## WORK TO DO:
Find the lines in these entries that include the word "image" and state how many there are, with no other words.

==================================================

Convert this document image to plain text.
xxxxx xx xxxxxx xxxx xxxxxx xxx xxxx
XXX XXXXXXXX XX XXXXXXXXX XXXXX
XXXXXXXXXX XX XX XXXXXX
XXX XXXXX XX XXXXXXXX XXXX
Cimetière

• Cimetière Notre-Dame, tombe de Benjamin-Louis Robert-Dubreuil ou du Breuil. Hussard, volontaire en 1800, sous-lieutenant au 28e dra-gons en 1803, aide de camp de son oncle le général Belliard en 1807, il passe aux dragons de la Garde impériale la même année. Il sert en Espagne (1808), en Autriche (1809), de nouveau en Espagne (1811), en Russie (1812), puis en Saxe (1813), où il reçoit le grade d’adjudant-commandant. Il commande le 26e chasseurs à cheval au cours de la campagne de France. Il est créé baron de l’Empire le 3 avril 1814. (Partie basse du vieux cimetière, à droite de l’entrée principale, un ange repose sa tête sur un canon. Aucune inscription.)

==================================================

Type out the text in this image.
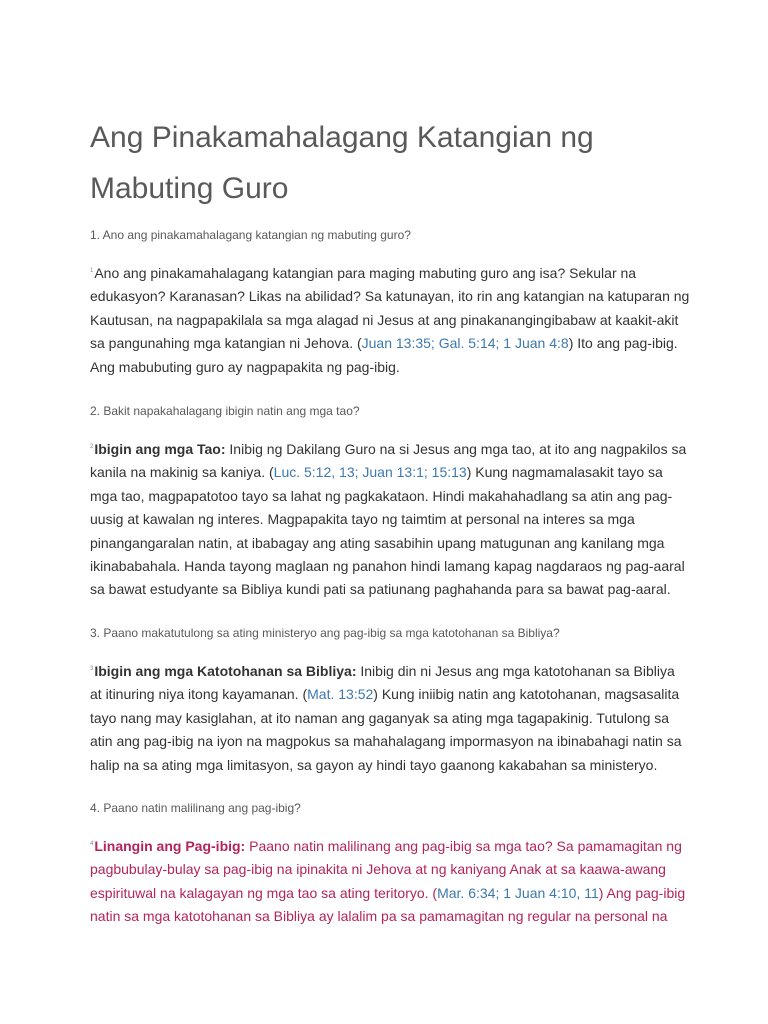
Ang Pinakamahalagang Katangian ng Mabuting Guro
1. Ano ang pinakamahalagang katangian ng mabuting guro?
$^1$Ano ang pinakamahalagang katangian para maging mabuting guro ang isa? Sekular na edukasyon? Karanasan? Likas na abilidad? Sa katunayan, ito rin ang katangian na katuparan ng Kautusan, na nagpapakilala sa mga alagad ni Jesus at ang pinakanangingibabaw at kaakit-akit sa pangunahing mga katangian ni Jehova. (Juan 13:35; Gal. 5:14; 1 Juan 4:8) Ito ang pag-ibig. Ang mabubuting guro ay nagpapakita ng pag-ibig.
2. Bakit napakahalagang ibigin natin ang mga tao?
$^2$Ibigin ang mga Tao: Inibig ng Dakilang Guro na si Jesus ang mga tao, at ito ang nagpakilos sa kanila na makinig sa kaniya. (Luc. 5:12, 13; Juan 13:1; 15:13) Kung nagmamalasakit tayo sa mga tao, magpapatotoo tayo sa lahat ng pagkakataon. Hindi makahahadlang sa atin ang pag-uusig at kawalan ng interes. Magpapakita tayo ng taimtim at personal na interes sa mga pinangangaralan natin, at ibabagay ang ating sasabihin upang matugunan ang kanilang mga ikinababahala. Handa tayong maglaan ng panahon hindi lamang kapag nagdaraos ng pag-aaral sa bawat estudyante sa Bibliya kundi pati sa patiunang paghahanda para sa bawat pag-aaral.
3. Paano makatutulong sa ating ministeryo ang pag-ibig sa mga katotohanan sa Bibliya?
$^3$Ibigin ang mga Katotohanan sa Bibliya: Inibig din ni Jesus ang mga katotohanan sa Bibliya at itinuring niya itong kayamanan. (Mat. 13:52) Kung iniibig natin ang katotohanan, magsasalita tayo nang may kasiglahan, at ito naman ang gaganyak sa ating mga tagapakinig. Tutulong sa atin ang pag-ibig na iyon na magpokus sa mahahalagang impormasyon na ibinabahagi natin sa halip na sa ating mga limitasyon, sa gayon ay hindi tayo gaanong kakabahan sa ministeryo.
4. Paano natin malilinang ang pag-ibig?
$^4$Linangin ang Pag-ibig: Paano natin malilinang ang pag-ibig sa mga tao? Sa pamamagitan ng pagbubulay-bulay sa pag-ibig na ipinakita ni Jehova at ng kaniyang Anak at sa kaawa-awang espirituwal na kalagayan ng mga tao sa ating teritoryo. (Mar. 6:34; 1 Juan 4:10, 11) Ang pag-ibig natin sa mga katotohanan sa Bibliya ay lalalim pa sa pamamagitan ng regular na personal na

==================================================

## RESPONSE:
2